• 引用文:
「ま、うちらみたいなさ、筋金入りの映画ファンからすると、園子温って映画的にダメなんだよね」。
上記の言葉は、私がいったわけではありません! 園子温の本に、ある日飲み屋に行ったら自分のことがそういわれているのを聞いてしまった、と書いてあっただけです。
私はこの人たちの言葉に賛同するわけではありませんが、それでも、いわんとしていることは何とな〜くわかります。実は私も、園子温の映画が苦手な1人でして、今回このエントリを書くにあたって「何で苦手なのかな〜」と考えていたら、飲み屋で園子温の映画を酷評していたらしい彼らと、遠からぬ結論になりそうな予感がしました。けれど、「映画ファンからすると、映画的にダメ」というのでは、あまりにも乱暴すぎます。もうちょっと丁寧に、園子温のダメさを語ってみよう。あるいは、ダメじゃなさを語ってみよう……というのが、このエントリの主旨です。

• データの内容:
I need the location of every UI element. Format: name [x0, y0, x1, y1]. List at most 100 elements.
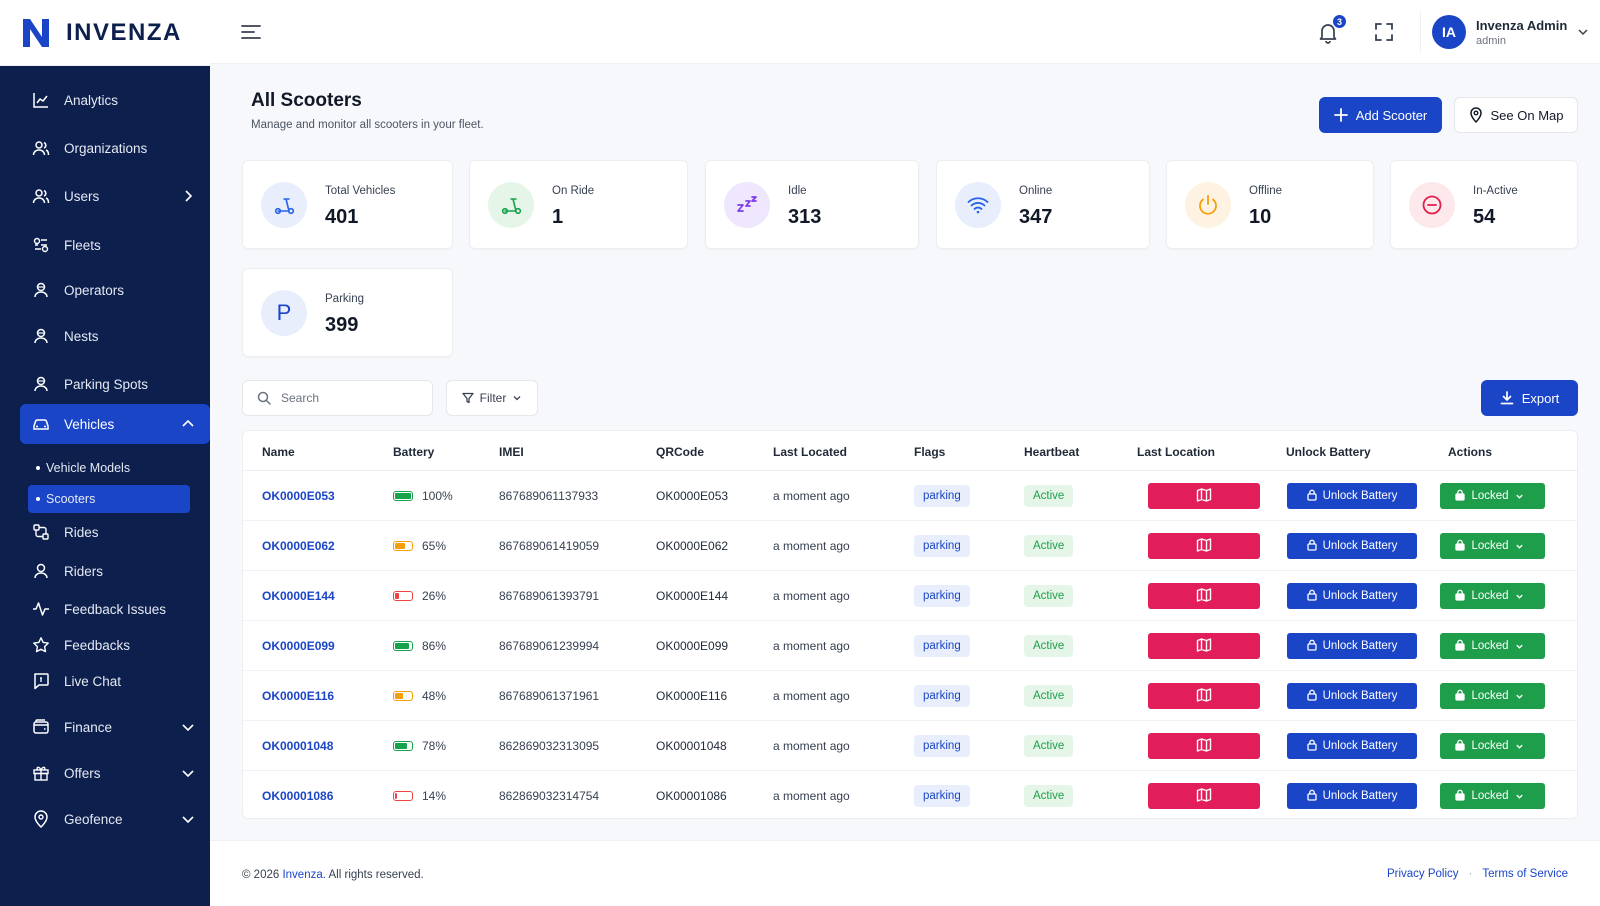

• 取り組む課題: 園子温の映画を論じた文章を、最後の一文に続けて書き進めること。

• この問題の答え:
が、しかし、私も園子温という人についてはよく知らない部分も多いので、あんまり堅苦しいことは書きません。ついでに、けっこう的外れなこといってるかもしれません。なので、「園子温てだれ?」という人から、園子温ファンから、園子温アンチまで、ゆるーく書くので、ゆるーくついてきて下さいというかんじです。
あざとい、しつこい、めんどくさい!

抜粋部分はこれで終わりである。